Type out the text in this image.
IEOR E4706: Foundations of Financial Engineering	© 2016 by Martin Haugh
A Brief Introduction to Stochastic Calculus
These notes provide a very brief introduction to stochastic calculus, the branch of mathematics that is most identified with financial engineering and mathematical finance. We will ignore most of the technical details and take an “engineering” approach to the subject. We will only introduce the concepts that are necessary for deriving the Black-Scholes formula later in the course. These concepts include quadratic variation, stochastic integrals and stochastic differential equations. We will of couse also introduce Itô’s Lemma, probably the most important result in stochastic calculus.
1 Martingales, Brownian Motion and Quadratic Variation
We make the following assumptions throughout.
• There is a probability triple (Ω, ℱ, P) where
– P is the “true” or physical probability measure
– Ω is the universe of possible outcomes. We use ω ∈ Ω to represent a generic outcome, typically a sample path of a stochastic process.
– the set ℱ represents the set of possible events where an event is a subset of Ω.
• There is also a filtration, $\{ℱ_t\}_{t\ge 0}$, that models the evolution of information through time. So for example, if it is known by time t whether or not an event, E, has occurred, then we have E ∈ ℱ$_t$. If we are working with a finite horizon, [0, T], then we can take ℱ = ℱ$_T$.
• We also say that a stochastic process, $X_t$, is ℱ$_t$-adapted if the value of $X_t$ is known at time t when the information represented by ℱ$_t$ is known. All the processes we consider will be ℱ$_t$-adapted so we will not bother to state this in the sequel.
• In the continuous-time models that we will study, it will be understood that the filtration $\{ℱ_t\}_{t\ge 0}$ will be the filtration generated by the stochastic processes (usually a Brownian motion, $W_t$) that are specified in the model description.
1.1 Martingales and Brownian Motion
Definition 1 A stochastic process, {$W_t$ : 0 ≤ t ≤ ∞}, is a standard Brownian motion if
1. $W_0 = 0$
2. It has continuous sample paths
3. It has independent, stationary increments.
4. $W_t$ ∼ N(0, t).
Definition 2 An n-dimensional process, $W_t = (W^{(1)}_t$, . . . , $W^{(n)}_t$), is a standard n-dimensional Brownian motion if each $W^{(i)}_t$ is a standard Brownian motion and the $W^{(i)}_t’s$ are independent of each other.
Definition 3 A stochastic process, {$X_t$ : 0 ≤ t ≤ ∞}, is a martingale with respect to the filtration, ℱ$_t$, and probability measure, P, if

++++++++++++++++++++

Look through the material above and pick out each line holding the word "possible".

### Correct result
– Ω is the universe of possible outcomes. We use ω ∈ Ω to represent a generic outcome, typically a sample path of a stochastic process.
– the set ℱ represents the set of possible events where an event is a subset of Ω.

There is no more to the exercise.